SET TASK: Go through the records and show each line where the word "déjà" occurs.

AVAILABLE DATA:
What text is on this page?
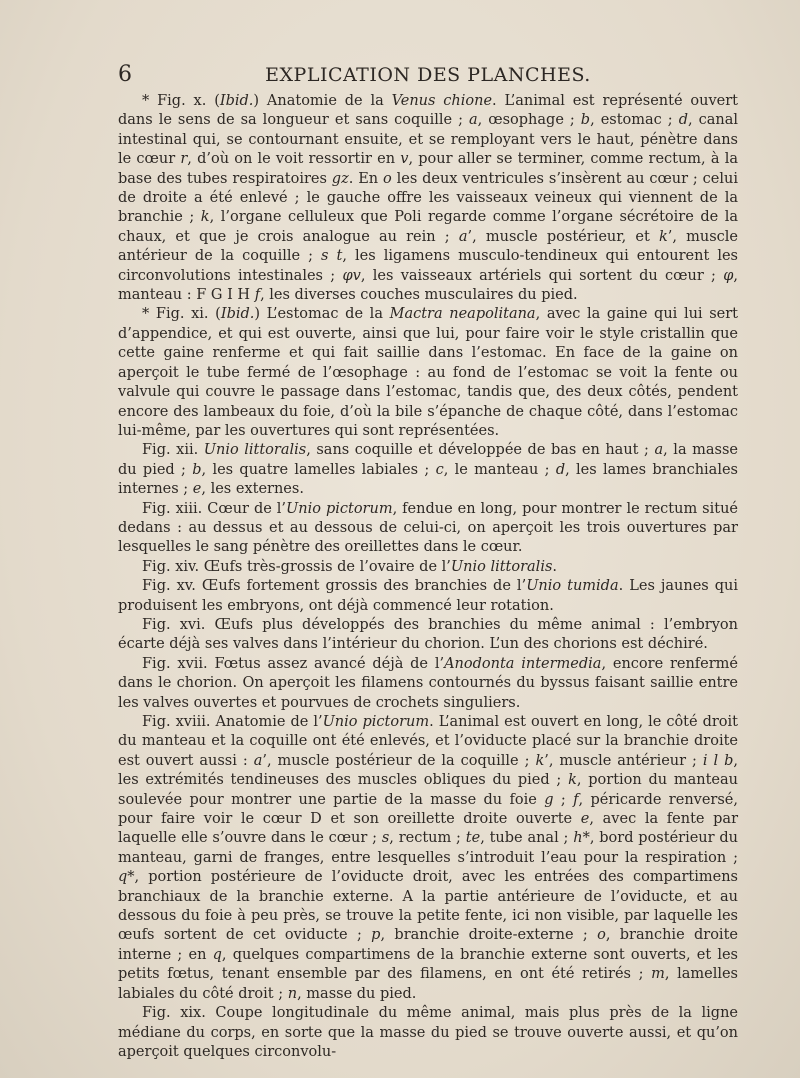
6	EXPLICATION DES PLANCHES.

* Fig. x. (Ibid.) Anatomie de la Venus chione. L’animal est représenté ouvert dans le sens de sa longueur et sans coquille ; a, œsophage ; b, estomac ; d, canal intestinal qui, se contournant ensuite, et se remployant vers le haut, pénètre dans le cœur r, d’où on le voit ressortir en v, pour aller se terminer, comme rectum, à la base des tubes respiratoires gz. En o les deux ventricules s’insèrent au cœur ; celui de droite a été enlevé ; le gauche offre les vaisseaux veineux qui viennent de la branchie ; k, l’organe celluleux que Poli regarde comme l’organe sécrétoire de la chaux, et que je crois analogue au rein ; a’, muscle postérieur, et k’, muscle antérieur de la coquille ; s t, les ligamens musculo-tendineux qui entourent les circonvolutions intestinales ; φv, les vaisseaux artériels qui sortent du cœur ; φ, manteau : F G I H f, les diverses couches musculaires du pied.

* Fig. xi. (Ibid.) L’estomac de la Mactra neapolitana, avec la gaine qui lui sert d’appendice, et qui est ouverte, ainsi que lui, pour faire voir le style cristallin que cette gaine renferme et qui fait saillie dans l’estomac. En face de la gaine on aperçoit le tube fermé de l’œsophage : au fond de l’estomac se voit la fente ou valvule qui couvre le passage dans l’estomac, tandis que, des deux côtés, pendent encore des lambeaux du foie, d’où la bile s’épanche de chaque côté, dans l’estomac lui-même, par les ouvertures qui sont représentées.

Fig. xii. Unio littoralis, sans coquille et développée de bas en haut ; a, la masse du pied ; b, les quatre lamelles labiales ; c, le manteau ; d, les lames branchiales internes ; e, les externes.

Fig. xiii. Cœur de l’Unio pictorum, fendue en long, pour montrer le rectum situé dedans : au dessus et au dessous de celui-ci, on aperçoit les trois ouvertures par lesquelles le sang pénètre des oreillettes dans le cœur.

Fig. xiv. Œufs très-grossis de l’ovaire de l’Unio littoralis.

Fig. xv. Œufs fortement grossis des branchies de l’Unio tumida. Les jaunes qui produisent les embryons, ont déjà commencé leur rotation.

Fig. xvi. Œufs plus développés des branchies du même animal : l’embryon écarte déjà ses valves dans l’intérieur du chorion. L’un des chorions est déchiré.

Fig. xvii. Fœtus assez avancé déjà de l’Anodonta intermedia, encore renfermé dans le chorion. On aperçoit les filamens contournés du byssus faisant saillie entre les valves ouvertes et pourvues de crochets singuliers.

Fig. xviii. Anatomie de l’Unio pictorum. L’animal est ouvert en long, le côté droit du manteau et la coquille ont été enlevés, et l’oviducte placé sur la branchie droite est ouvert aussi : a’, muscle postérieur de la coquille ; k’, muscle antérieur ; i l b, les extrémités tendineuses des muscles obliques du pied ; k, portion du manteau soulevée pour montrer une partie de la masse du foie g ; f, péricarde renversé, pour faire voir le cœur D et son oreillette droite ouverte e, avec la fente par laquelle elle s’ouvre dans le cœur ; s, rectum ; te, tube anal ; h*, bord postérieur du manteau, garni de franges, entre lesquelles s’introduit l’eau pour la respiration ; q*, portion postérieure de l’oviducte droit, avec les entrées des compartimens branchiaux de la branchie externe. A la partie antérieure de l’oviducte, et au dessous du foie à peu près, se trouve la petite fente, ici non visible, par laquelle les œufs sortent de cet oviducte ; p, branchie droite-externe ; o, branchie droite interne ; en q, quelques compartimens de la branchie externe sont ouverts, et les petits fœtus, tenant ensemble par des filamens, en ont été retirés ; m, lamelles labiales du côté droit ; n, masse du pied.

Fig. xix. Coupe longitudinale du même animal, mais plus près de la ligne médiane du corps, en sorte que la masse du pied se trouve ouverte aussi, et qu’on aperçoit quelques circonvolu-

OUTPUT:
Fig. xv. Œufs fortement grossis des branchies de l’Unio tumida. Les jaunes qui produisent les embryons, ont déjà commencé leur rotation.
Fig. xvi. Œufs plus développés des branchies du même animal : l’embryon écarte déjà ses valves dans l’intérieur du chorion. L’un des chorions est déchiré.
Fig. xvii. Fœtus assez avancé déjà de l’Anodonta intermedia, encore renfermé dans le chorion. On aperçoit les filamens contournés du byssus faisant saillie entre les valves ouvertes et pourvues de crochets singuliers.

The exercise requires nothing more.